__Objective__:
Repeat the whole listing exactly as written.

__Data rows__:
##############################
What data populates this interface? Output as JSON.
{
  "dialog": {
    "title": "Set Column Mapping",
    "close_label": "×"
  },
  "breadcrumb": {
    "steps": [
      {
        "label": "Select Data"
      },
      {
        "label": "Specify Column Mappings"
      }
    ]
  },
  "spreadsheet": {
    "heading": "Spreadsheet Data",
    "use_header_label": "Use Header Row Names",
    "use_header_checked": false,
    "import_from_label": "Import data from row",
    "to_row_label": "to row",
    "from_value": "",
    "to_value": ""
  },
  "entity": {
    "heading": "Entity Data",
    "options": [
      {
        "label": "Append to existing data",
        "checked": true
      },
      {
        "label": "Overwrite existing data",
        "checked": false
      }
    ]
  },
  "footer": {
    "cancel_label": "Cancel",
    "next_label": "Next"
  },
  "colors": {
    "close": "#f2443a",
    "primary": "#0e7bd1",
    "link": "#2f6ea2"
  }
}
##############################
__Response to the exercise__:
What data populates this interface? Output as JSON.
{
  "dialog": {
    "title": "Set Column Mapping",
    "close_label": "×"
  },
  "breadcrumb": {
    "steps": [
      {
        "label": "Select Data"
      },
      {
        "label": "Specify Column Mappings"
      }
    ]
  },
  "spreadsheet": {
    "heading": "Spreadsheet Data",
    "use_header_label": "Use Header Row Names",
    "use_header_checked": false,
    "import_from_label": "Import data from row",
    "to_row_label": "to row",
    "from_value": "",
    "to_value": ""
  },
  "entity": {
    "heading": "Entity Data",
    "options": [
      {
        "label": "Append to existing data",
        "checked": true
      },
      {
        "label": "Overwrite existing data",
        "checked": false
      }
    ]
  },
  "footer": {
    "cancel_label": "Cancel",
    "next_label": "Next"
  },
  "colors": {
    "close": "#f2443a",
    "primary": "#0e7bd1",
    "link": "#2f6ea2"
  }
}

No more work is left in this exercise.